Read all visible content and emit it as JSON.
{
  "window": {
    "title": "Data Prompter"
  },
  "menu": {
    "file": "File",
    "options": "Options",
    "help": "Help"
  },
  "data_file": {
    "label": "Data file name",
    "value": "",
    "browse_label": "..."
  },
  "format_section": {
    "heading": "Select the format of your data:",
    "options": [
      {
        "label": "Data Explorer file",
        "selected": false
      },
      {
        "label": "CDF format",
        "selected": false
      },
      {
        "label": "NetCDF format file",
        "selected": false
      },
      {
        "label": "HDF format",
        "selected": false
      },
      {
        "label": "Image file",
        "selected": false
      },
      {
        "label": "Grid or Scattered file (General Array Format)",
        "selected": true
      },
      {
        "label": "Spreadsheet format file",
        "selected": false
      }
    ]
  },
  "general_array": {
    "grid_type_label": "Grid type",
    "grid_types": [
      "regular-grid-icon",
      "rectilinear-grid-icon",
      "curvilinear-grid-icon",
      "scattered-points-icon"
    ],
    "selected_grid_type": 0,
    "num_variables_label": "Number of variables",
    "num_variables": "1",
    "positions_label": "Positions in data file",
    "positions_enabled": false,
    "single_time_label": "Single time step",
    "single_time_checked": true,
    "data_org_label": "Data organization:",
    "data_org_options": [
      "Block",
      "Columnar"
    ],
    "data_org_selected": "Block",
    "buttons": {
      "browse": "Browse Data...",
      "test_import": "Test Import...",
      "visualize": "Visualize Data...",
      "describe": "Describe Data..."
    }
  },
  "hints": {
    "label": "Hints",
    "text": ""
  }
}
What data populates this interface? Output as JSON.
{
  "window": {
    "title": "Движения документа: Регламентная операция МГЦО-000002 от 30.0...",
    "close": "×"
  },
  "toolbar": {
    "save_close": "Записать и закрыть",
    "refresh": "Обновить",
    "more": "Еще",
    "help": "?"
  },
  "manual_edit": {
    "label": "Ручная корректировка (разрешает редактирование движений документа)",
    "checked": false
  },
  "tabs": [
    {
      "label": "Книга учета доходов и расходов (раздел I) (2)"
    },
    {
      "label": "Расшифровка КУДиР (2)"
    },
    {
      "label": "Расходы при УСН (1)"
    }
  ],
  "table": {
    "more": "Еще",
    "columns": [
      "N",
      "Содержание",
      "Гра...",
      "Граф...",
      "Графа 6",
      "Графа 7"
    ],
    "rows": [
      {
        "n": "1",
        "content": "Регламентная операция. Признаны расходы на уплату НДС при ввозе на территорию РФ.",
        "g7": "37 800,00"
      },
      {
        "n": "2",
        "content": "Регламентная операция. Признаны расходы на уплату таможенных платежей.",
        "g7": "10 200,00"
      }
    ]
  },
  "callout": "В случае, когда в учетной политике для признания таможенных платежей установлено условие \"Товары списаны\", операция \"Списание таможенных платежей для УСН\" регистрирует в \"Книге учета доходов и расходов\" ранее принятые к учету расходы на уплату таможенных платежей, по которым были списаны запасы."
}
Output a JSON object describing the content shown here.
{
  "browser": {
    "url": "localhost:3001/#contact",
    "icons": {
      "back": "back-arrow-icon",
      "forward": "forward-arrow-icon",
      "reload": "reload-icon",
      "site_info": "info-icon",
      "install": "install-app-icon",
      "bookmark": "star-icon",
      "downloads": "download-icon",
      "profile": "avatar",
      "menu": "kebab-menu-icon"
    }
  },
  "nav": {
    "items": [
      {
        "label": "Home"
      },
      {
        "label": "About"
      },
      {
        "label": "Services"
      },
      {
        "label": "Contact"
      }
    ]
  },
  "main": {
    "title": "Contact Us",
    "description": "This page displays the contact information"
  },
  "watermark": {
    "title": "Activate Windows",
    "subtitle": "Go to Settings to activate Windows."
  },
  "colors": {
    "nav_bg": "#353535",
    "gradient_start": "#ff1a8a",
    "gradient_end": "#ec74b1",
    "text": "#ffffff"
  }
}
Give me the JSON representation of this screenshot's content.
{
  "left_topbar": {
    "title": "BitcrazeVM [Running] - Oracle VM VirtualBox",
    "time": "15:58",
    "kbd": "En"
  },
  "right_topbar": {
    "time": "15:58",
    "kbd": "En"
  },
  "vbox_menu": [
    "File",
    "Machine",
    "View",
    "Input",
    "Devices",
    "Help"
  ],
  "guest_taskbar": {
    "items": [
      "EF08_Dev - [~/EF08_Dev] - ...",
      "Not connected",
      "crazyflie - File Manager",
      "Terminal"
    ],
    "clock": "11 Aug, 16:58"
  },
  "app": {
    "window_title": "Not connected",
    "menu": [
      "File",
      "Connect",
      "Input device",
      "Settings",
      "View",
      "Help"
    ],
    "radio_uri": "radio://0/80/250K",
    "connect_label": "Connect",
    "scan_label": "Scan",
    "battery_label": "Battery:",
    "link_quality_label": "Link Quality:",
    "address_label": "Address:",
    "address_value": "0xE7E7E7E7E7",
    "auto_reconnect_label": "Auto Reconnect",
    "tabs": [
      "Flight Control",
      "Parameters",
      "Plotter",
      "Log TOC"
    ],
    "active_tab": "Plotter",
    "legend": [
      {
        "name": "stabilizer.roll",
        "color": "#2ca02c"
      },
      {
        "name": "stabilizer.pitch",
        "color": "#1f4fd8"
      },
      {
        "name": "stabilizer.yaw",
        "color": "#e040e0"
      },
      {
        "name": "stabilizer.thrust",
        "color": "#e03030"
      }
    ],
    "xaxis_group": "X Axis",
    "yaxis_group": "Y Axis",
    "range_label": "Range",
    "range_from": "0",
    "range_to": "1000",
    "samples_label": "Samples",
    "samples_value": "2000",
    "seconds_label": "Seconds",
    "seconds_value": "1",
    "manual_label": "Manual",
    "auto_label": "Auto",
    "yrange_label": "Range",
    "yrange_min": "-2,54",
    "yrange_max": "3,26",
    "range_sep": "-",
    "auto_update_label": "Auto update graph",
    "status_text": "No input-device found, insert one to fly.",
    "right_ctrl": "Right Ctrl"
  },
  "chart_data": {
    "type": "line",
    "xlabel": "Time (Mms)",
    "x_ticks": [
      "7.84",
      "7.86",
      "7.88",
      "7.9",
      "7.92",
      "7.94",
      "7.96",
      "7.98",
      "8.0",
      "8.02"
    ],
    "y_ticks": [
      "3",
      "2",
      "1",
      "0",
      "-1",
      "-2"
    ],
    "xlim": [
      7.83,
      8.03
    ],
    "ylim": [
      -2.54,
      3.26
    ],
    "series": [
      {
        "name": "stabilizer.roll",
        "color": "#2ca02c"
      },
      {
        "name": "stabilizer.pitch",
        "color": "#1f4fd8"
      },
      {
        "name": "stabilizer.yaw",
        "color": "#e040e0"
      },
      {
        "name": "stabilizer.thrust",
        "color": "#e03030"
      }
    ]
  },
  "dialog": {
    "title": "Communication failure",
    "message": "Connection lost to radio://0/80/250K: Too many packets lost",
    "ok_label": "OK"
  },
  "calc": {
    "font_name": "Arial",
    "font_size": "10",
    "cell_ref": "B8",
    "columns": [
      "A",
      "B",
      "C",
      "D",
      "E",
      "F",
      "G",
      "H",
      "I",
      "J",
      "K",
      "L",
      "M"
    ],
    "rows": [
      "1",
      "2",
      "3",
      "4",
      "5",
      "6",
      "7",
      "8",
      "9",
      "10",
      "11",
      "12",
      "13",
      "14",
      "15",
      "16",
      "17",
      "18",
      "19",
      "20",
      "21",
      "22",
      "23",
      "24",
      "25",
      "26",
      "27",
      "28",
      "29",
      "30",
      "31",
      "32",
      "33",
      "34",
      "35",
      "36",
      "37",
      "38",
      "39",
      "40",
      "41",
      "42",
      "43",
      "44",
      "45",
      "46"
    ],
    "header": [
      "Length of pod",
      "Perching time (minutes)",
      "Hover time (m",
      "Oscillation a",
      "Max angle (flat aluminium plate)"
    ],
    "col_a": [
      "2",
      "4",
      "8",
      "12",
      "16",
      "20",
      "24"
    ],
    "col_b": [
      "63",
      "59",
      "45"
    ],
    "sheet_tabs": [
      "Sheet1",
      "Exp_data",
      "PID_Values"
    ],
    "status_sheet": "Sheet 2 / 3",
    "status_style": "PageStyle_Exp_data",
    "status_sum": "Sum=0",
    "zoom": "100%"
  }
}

------------------------------------

PROBLEM TO SOLVE: Copy each line containing the word "connected" from the data.

WRITTEN RESPONSE:
      "Not connected",
    "window_title": "Not connected",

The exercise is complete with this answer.